- Article -
>> start
Princeton School Board approves controversial 10-year deal with Cranbury

Cranbury residents will be able to send their kids to Princeton High School until at least 2030.

The school board for the Princeton Public Schools voted on Tuesday night to approve a controversial new 10-year sending and receiving agreement with Cranbury despite the fact that many Princeton residents still have questions about the deal and some had asked the board to delay making a decision.

At about 10:30 p.m. on Tuesday night, the board voted to approve the contract. Board member Debbie Bronfeld voted no because she wanted the term of the contract to be reduced to five years. Board member Dafna Kendal abstained, saying she still had questions about some items in the contract. Board member Michele Tuck-Ponder also abstained. She had asked the board to hold off on approving the contract. She made a motion to table the contract vote but didn’t receive a second.

“I just received the contract yesterday and there was no sufficient time to review it. I don’t know anyone who signs a contract without reading it,” she said. “With all respect to Cranbury, if we don’t sign this or we don’t approve this contract this evening, nothing changes. Cranbury student will continue to be enrolled at Princeton High School. This will give us time to discuss it going forward and then we can decide whether to terminate or extend.”

Tuck-Ponder also said the discussion about the agreement has muddied the waters regarding the $129 million bond referendum. “It is a big issue for the community from a financial standpoint,” she said. “We need to be clear and discuss it in a transparent fashion and answer the questions of our constituents.”

Kendal, who is a lawyer, said she still had some concerns about some details of the contract and didn’t feel comfortable approving it yet.  “I still have material questions and because of that I can’t in good conscience sign on tonight,” she said. 

Evelyn Spann, the representative for Cranbury on the board, said the details Kendal had concerns about regarding special education reimbursement could be worked out in an addendum to the agreement at a later date. “We can work on an addendum of the language within the agreement over the summer. It’s language we’ve worked on in the past that doesn’t affect the agreement. What it affects are some ways in which we negotiate special needs contracts,” Spann said. “An addendum is always an appropriate option.”

Bronfeld said it would be wiser to approve a five-year deal. Prior to the last contract, which was for 10 years, the term of the sending and receiving contract with Cranbury was for five years.

“I’m not happy with 10 years. I don’t think a lot of us will be here in 10 more years,” she said. “I know in the past the contract was five years. We don’t know what our affordable housing situation will be yet. Ten years is too much for me right now with everything else that is going on.”

“In five years we would be in the midst of construction,” Board Member Greg Stankiewicz said. “We need to reduce risk and button down wherever possible and make sure every contract is signed.  The Cranbury Princeton relationship is six percent of our revenues. It would be devastating if we didn’t have the certainty for rating agencies that would look at the risk, It’s also worth doing in order to try to focus on the main issue we are facing — the overcrowding students are facing at every school building.” 

Bronfeld pointed out that because the current agreement runs until 2020, a five-year deal would end in 2025. School construction and renovations would be completed by then.

School Board Vice President Betsy Baglio said delaying a vote would cause uncertainty and anxiety. “We have been elected to make the best decision in the interest of taxpayers. I’m concerned a delay would go on indefinitely,” she said. 

Tuck-Ponder suggested that the board make a decision on the contract within the next six months. Stankiewicz said the New Jersey School Boards Association recommends that boards honor the provisions of the sending and receiving agreements and make decisions two years in advance of the contract expiring. Tuck-Ponder was not swayed.
>> end
- What you need to do -
1/ Retype the passage of the Cranbury agreement article starting at "Evelyn Spann, the" and ending at "for five years.".
2/ In the Cranbury agreement article, what share of the district's revenues does Stankiewicz say the Cranbury Princeton relationship represents?
3/ Continue the article about the Princeton school board's vote on the Cranbury agreement from where it stops.
The rows that come next are drawn from a separate source.

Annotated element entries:
>> start
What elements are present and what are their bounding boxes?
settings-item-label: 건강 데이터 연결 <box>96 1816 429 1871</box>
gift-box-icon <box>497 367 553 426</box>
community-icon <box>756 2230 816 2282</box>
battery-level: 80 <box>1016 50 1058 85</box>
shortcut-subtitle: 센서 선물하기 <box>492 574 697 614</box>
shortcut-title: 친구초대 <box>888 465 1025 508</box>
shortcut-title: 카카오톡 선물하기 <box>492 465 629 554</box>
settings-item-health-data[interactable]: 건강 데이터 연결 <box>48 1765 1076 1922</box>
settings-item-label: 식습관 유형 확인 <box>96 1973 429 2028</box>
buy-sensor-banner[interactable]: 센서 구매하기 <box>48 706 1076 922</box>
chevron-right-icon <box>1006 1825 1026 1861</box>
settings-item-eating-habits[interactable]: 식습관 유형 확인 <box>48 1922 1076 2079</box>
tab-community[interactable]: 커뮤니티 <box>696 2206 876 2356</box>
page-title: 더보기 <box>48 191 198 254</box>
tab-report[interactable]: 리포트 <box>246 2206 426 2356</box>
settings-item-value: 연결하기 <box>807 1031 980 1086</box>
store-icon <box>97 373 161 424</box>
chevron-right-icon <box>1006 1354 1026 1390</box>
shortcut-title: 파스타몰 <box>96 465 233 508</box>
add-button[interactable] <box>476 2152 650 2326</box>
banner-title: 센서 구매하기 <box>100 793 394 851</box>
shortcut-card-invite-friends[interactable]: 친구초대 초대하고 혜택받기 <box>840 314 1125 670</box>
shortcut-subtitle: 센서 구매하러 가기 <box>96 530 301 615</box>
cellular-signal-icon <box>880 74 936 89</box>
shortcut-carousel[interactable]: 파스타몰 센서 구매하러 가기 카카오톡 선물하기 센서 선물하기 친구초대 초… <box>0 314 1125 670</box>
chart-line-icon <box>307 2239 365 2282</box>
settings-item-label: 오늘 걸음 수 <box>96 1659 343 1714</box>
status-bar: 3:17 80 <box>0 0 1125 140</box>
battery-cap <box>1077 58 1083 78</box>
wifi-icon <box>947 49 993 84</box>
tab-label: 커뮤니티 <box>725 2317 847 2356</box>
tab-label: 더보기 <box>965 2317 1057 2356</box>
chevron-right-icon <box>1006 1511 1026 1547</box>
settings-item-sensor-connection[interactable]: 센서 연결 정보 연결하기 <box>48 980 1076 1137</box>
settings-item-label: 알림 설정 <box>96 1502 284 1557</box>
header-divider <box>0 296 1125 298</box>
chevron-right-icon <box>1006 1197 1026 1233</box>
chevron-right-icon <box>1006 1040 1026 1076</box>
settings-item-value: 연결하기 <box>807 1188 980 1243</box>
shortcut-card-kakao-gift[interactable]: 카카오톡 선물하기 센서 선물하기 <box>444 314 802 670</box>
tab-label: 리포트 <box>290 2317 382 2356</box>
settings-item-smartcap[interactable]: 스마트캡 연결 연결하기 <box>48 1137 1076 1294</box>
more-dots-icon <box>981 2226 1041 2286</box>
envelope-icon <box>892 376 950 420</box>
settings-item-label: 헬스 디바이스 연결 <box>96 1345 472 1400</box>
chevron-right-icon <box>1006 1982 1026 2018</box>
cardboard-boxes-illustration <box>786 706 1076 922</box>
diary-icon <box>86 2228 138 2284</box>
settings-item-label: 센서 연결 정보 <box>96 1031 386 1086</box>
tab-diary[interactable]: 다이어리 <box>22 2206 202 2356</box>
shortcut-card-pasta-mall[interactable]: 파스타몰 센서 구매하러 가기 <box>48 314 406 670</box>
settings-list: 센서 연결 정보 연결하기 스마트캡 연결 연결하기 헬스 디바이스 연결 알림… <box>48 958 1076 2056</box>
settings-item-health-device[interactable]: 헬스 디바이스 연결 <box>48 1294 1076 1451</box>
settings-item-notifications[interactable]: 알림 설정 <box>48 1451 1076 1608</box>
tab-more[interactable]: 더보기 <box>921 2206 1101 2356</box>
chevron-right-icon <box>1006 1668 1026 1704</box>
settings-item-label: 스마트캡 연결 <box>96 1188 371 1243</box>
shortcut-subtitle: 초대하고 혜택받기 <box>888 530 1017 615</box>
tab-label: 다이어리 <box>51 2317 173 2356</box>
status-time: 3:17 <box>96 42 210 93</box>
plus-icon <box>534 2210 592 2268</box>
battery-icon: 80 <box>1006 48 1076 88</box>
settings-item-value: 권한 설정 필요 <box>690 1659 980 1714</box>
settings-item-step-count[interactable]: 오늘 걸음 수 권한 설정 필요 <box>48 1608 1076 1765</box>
>> end
- Per-task outputs -
1/
Evelyn Spann, the representative for Cranbury on the board, said the details Kendal had concerns about regarding special education reimbursement could be worked out in an addendum to the agreement at a later date. “We can work on an addendum of the language within the agreement over the summer. It’s language we’ve worked on in the past that doesn’t affect the agreement. What it affects are some ways in which we negotiate special needs contracts,” Spann said. “An addendum is always an appropriate option.”

Bronfeld said it would be wiser to approve a five-year deal. Prior to the last contract, which was for 10 years, the term of the sending and receiving contract with Cranbury was for five years.

2/ Six percent

3/
“With all due respect to the NJSBA, the people who pull the lever next to my name are not the NJSBA,” Tuck-Ponder said. “My decisions have to be made based on the information I am presented with. It’s my job to make informed, knowledgable, responsible decisions. That is what I was elected to do.”

Board Member Beth Behrend said the Cranbury contract is distracting the board from working on the referendum and enrollment issues. “I don’t know what more we can do to be transparent on this,” she said of the Cranbury arrangement. She said special provisions in the agreement still need to be worked out but that she as a lawyer would be comfortable extending the agreement. She and Kendal disagreed on whether some items in a draft document the board received on Thursday were administrative details or material provisions. 

School Board President Patrick Sullivan questioned what new information the board could possibly received to change board members’ minds about the contract. “I don’t see why waiting matters,” he said. “I don’t even want to get back to the referendum. It’s something we have to do or don’t do. It’s a business decision. I want to  get back to why kids are doing so much homework, about being treated in an equitable manner, those kinds of things are the things I want to really focus on, but these other issues keep coming up. It’s frustrating to me. It should be about the kids…It’s important for me to clear decks, move on, and focus on the referendum. It’s an opportunity to do it tonight. This has been done in a respectful, open and transparent way.” 

Superintendent of Schools Steve Cochrane said the loss of tuition from Cranbury would hurt the district. “A delay causes uncertainty for the Cranbury board, for Cranbury families, and for Cranbury kids, who are our kids. It also causes uncertainty for our staff. They know what it was like when we had a shortfall of $2 million in 2010. And as was said before, uncertainty is not good for financial institutions looking to lend us money for our $129 million bond referendum. For me, the uncertainty doesn’t make sense. It’s an economic loss for the district and it is irresponsible.” 

Board member Bill Hare said if the district goes to court it seems like it would be a “sure shot” loss. “I’m not a big fan of wasteful litigation expenses for lawyers. Finances aside, we can’t really terminate the agreement looking at case law. We won’t negotiate something better in the next few weeks. Let’s just bite the bullet and move on.”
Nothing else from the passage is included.